Scan the records and identify every line in which the string "редакции" occurs, then return those lines.

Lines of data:
□ □ □
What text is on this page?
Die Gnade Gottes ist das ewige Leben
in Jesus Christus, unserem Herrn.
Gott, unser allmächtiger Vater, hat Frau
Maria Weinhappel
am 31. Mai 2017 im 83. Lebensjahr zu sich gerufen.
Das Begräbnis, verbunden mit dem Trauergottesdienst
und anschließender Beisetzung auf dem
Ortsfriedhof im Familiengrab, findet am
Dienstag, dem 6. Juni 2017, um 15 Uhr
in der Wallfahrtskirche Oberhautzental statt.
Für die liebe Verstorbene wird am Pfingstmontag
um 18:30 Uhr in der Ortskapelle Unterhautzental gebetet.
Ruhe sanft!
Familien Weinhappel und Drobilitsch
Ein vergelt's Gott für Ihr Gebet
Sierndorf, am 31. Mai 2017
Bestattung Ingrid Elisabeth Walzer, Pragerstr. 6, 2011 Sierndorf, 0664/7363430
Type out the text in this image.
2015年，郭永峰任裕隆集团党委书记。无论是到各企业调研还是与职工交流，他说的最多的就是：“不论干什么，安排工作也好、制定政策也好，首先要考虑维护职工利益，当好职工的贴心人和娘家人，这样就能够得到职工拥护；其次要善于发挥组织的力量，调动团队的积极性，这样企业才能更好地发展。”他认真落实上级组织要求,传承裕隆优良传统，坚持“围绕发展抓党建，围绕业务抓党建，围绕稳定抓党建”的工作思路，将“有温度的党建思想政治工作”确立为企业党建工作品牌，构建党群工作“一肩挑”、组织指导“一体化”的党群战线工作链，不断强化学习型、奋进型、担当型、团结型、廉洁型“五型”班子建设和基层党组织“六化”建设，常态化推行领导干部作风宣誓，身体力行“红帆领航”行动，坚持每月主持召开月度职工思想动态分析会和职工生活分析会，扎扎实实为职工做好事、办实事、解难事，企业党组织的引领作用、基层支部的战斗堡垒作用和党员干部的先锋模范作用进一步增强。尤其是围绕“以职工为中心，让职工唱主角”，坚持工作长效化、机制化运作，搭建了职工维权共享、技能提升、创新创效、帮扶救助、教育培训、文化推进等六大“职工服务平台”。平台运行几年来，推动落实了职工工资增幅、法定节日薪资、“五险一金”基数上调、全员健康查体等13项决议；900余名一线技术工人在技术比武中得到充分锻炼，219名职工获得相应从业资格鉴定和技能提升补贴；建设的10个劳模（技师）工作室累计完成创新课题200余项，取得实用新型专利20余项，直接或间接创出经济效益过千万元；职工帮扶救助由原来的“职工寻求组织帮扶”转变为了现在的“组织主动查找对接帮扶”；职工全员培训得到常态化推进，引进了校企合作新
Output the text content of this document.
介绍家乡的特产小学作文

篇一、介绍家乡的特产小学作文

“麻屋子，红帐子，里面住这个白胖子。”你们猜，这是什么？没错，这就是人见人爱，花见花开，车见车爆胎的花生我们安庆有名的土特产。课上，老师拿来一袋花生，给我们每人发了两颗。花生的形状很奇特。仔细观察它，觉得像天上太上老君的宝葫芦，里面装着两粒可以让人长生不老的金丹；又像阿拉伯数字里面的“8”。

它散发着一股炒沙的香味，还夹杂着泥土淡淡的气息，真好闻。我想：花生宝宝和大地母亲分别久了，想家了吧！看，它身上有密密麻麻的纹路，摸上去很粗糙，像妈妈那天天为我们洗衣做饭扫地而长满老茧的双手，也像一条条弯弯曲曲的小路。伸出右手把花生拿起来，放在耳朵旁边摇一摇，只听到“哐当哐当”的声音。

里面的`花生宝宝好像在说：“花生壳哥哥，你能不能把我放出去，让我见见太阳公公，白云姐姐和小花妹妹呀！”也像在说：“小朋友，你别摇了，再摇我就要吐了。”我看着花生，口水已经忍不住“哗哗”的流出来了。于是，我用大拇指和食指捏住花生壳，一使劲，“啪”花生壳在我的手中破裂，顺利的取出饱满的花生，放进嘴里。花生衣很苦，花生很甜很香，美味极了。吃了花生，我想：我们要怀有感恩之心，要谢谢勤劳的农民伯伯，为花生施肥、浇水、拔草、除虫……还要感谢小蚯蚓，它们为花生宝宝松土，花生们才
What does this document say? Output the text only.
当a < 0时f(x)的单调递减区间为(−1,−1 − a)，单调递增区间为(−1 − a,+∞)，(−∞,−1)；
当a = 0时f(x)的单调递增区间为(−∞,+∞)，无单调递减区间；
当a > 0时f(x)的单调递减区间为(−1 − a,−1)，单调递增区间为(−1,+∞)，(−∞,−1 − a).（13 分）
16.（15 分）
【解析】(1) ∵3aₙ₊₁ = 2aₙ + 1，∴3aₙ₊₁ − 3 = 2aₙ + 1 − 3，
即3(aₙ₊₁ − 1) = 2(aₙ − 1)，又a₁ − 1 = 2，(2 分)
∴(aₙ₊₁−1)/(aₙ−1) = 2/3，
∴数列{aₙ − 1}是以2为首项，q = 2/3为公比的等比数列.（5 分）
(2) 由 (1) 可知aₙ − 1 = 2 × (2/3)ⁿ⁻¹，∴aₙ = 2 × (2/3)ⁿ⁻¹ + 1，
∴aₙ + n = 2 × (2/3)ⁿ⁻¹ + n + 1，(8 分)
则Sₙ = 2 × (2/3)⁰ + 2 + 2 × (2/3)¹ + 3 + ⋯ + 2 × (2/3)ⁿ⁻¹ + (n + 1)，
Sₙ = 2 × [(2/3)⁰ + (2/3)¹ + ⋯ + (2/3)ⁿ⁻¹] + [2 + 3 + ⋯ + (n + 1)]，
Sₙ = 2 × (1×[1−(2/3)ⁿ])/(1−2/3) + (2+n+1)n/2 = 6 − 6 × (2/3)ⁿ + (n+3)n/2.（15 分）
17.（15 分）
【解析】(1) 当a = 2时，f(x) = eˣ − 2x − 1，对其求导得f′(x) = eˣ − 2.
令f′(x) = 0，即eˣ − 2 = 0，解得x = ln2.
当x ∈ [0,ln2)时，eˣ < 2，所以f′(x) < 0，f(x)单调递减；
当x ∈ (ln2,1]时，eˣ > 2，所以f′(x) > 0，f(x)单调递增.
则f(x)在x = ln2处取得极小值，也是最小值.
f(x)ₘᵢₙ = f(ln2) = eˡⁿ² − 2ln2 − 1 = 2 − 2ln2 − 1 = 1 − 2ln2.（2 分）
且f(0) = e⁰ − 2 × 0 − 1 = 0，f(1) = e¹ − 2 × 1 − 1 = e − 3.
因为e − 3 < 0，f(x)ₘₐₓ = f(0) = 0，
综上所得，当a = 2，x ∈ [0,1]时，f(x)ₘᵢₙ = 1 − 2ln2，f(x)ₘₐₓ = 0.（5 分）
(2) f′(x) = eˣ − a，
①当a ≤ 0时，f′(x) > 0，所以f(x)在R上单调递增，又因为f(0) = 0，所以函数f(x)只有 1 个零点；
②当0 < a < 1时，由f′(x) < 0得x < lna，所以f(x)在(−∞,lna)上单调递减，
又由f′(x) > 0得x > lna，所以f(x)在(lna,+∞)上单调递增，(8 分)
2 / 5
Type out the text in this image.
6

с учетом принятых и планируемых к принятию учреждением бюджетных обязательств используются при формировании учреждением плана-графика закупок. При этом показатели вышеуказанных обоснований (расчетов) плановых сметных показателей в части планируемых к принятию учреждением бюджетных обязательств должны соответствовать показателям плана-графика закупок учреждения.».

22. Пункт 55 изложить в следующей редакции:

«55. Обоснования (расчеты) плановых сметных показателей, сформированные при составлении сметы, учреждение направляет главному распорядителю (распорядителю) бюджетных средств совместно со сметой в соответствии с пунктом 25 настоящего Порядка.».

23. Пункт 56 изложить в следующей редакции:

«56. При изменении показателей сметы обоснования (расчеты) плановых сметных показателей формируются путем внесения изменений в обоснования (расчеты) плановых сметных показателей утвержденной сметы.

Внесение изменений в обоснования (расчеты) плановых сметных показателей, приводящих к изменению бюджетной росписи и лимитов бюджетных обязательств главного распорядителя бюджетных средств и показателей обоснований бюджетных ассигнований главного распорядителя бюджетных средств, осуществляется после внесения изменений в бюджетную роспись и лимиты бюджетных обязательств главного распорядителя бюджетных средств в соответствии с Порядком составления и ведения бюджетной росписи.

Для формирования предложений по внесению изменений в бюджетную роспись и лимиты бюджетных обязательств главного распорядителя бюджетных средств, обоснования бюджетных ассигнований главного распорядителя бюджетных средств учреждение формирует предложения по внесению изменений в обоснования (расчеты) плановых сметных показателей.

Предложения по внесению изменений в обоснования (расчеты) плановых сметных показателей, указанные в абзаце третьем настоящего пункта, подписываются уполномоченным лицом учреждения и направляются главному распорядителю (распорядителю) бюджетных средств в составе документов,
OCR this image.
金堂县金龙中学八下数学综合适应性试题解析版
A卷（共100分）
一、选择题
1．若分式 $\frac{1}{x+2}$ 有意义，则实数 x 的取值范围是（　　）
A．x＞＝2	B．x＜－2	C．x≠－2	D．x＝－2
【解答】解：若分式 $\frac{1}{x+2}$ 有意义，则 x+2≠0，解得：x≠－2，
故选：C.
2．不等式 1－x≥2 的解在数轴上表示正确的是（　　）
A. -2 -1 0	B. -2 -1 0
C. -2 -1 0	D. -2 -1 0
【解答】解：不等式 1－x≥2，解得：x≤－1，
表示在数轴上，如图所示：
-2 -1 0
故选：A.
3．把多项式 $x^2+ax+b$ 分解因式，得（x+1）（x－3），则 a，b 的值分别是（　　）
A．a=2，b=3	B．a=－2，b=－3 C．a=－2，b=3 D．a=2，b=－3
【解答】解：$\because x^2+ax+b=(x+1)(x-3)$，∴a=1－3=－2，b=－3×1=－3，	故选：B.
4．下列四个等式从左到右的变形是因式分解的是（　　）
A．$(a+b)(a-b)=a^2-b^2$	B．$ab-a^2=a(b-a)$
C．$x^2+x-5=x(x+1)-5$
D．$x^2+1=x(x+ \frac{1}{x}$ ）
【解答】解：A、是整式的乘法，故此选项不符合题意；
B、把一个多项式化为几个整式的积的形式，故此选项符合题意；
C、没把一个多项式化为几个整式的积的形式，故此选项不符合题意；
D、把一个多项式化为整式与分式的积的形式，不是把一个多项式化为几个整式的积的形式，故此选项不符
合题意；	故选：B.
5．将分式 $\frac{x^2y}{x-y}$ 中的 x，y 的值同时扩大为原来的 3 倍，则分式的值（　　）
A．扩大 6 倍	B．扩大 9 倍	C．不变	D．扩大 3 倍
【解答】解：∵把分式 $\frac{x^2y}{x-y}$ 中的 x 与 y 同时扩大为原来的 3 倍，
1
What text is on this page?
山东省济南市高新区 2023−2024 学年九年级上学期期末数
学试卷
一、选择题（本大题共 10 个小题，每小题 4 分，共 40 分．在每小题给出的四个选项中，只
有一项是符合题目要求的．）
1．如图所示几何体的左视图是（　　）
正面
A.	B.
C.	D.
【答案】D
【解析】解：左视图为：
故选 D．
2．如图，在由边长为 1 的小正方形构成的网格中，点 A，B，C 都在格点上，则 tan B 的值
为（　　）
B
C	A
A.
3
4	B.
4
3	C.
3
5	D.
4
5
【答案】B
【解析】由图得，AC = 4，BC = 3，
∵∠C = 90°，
□ □ □
• _Completed task_
22. Пункт 55 изложить в следующей редакции:
23. Пункт 56 изложить в следующей редакции:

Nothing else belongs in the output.